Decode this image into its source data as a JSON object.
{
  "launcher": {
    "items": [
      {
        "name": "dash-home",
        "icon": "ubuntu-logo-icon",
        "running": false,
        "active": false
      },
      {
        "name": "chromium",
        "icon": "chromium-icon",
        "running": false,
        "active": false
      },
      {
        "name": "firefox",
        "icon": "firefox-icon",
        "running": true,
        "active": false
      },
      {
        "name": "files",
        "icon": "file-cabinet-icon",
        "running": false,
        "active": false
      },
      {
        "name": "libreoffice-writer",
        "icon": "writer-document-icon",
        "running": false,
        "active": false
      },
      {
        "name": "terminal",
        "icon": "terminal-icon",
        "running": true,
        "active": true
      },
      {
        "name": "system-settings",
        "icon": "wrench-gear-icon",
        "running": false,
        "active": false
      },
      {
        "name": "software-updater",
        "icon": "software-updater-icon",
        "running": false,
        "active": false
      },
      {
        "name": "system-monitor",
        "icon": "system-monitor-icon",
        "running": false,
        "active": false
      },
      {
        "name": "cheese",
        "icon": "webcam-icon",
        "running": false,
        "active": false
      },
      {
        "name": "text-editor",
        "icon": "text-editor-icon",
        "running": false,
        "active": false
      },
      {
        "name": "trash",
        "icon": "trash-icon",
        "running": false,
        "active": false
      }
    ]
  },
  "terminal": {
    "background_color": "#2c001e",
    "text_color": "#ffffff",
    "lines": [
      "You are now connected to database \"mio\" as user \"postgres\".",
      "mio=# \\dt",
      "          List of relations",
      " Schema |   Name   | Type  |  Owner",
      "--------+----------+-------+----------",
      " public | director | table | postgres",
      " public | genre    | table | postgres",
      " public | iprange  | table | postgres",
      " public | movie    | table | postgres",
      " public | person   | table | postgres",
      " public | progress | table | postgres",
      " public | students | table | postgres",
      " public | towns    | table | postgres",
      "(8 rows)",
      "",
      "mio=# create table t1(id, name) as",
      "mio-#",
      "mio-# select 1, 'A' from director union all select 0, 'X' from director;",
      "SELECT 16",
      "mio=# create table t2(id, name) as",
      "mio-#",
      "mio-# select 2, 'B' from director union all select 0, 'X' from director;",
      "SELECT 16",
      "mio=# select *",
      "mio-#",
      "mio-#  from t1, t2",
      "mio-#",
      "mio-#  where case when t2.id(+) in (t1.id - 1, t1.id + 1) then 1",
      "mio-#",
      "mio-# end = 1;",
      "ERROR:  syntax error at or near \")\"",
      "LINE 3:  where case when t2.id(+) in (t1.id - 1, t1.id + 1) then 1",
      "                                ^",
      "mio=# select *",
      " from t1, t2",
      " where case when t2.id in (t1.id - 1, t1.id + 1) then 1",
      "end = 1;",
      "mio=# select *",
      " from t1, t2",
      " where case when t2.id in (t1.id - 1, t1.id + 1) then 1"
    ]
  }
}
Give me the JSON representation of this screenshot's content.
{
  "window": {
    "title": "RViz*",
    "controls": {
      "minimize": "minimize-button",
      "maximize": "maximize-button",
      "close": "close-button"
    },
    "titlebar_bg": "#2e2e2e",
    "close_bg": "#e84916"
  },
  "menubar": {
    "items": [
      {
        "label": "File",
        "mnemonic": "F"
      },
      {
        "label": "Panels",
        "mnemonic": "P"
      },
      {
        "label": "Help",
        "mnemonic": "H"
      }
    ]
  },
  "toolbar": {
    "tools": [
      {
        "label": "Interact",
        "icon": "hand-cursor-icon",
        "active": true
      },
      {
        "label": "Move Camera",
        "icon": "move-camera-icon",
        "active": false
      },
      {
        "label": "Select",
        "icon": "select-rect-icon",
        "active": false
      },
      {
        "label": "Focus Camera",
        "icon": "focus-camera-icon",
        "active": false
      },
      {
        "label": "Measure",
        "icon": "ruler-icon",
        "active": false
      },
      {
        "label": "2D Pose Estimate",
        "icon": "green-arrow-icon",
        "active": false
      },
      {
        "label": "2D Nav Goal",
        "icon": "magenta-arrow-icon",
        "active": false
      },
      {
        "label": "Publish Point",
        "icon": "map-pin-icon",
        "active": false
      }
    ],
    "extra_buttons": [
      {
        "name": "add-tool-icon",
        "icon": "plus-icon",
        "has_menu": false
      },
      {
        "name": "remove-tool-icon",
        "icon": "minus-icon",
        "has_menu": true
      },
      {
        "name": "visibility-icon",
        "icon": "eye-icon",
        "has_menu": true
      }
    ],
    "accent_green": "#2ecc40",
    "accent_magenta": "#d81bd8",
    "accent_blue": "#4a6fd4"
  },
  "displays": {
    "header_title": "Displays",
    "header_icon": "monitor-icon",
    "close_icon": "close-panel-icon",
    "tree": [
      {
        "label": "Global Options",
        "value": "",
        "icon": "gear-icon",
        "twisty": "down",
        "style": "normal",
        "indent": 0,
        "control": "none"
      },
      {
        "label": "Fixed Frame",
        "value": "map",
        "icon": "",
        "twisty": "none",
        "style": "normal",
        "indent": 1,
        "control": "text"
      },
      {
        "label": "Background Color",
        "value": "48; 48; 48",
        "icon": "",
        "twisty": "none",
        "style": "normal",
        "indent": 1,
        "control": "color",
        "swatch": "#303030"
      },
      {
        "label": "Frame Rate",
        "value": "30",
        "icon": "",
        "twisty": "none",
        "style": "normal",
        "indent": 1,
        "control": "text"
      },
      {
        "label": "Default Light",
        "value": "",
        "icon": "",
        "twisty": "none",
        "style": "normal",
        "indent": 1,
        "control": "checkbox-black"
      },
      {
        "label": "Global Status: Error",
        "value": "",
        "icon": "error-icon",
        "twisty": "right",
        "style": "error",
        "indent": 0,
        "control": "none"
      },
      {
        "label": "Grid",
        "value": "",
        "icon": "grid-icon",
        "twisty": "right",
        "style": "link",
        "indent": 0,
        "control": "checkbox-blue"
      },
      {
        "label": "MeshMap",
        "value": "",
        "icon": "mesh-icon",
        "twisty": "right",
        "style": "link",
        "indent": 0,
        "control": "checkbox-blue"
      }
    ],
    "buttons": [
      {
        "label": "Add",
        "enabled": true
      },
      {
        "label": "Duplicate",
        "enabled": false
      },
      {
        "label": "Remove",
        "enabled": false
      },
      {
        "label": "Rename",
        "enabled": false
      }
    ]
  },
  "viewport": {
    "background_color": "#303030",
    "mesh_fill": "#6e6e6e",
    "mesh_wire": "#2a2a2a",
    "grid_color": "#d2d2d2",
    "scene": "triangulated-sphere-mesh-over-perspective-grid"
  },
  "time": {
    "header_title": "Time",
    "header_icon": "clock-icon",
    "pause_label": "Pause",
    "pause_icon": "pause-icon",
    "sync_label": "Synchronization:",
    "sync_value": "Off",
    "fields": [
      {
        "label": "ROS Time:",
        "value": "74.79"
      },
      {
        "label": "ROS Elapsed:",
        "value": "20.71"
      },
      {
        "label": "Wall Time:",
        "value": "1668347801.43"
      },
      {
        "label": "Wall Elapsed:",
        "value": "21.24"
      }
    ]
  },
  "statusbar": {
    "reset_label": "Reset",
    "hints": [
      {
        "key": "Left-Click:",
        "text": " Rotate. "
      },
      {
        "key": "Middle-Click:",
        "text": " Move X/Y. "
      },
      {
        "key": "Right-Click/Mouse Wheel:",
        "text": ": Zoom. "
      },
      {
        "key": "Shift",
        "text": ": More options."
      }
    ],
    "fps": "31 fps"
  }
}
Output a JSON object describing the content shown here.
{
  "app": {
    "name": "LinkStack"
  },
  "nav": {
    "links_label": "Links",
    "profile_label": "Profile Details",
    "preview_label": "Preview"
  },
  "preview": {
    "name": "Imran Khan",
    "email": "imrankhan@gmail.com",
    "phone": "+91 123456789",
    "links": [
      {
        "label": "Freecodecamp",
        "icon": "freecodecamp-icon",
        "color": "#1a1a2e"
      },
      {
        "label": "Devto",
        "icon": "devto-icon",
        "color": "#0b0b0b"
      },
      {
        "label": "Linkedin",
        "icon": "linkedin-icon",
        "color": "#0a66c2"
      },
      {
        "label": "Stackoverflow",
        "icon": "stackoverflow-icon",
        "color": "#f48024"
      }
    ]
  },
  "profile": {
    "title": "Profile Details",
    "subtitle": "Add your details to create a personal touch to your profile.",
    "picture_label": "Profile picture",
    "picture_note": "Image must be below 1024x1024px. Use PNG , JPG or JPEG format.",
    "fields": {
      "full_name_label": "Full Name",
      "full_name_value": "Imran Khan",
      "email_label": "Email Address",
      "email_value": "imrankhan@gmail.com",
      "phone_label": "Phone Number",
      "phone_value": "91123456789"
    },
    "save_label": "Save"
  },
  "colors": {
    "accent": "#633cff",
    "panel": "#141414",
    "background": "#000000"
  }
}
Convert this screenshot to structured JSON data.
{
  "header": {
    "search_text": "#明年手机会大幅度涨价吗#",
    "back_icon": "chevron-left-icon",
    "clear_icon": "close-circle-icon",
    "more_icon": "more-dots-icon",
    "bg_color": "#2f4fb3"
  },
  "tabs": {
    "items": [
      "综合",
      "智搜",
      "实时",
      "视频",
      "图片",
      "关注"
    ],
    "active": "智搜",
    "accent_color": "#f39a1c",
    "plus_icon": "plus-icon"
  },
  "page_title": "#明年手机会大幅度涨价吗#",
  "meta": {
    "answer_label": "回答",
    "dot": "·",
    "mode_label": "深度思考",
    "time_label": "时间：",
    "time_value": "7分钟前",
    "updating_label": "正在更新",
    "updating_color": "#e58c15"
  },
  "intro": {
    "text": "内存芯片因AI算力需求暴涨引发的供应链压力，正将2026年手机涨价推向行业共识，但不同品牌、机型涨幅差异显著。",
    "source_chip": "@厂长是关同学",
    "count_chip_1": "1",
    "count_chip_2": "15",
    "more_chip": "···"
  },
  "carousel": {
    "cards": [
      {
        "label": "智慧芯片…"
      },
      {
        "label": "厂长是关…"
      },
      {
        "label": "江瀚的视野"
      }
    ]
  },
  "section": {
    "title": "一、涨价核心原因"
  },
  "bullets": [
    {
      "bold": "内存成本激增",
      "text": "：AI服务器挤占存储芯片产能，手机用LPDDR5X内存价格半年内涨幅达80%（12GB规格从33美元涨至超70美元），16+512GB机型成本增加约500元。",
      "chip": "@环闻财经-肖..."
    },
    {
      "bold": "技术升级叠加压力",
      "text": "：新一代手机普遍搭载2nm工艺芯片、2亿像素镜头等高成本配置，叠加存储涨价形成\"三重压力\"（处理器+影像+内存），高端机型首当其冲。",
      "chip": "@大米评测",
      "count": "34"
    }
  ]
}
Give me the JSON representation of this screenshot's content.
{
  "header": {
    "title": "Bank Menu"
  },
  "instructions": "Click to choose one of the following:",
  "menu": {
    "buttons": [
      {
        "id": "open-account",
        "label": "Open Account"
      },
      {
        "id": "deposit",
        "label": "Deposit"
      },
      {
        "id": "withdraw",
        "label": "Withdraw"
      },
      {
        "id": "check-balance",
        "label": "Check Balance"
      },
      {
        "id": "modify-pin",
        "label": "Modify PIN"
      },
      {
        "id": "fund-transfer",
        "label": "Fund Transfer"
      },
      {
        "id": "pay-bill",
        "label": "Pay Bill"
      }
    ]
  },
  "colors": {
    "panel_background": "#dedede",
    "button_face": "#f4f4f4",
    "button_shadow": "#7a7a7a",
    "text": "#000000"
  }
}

════════

**Instruction**: Scan the material above for the string "明年手机会大幅度涨价吗" and return the lines that hold it.

**Exercise answer**:
    "search_text": "#明年手机会大幅度涨价吗#",
  "page_title": "#明年手机会大幅度涨价吗#",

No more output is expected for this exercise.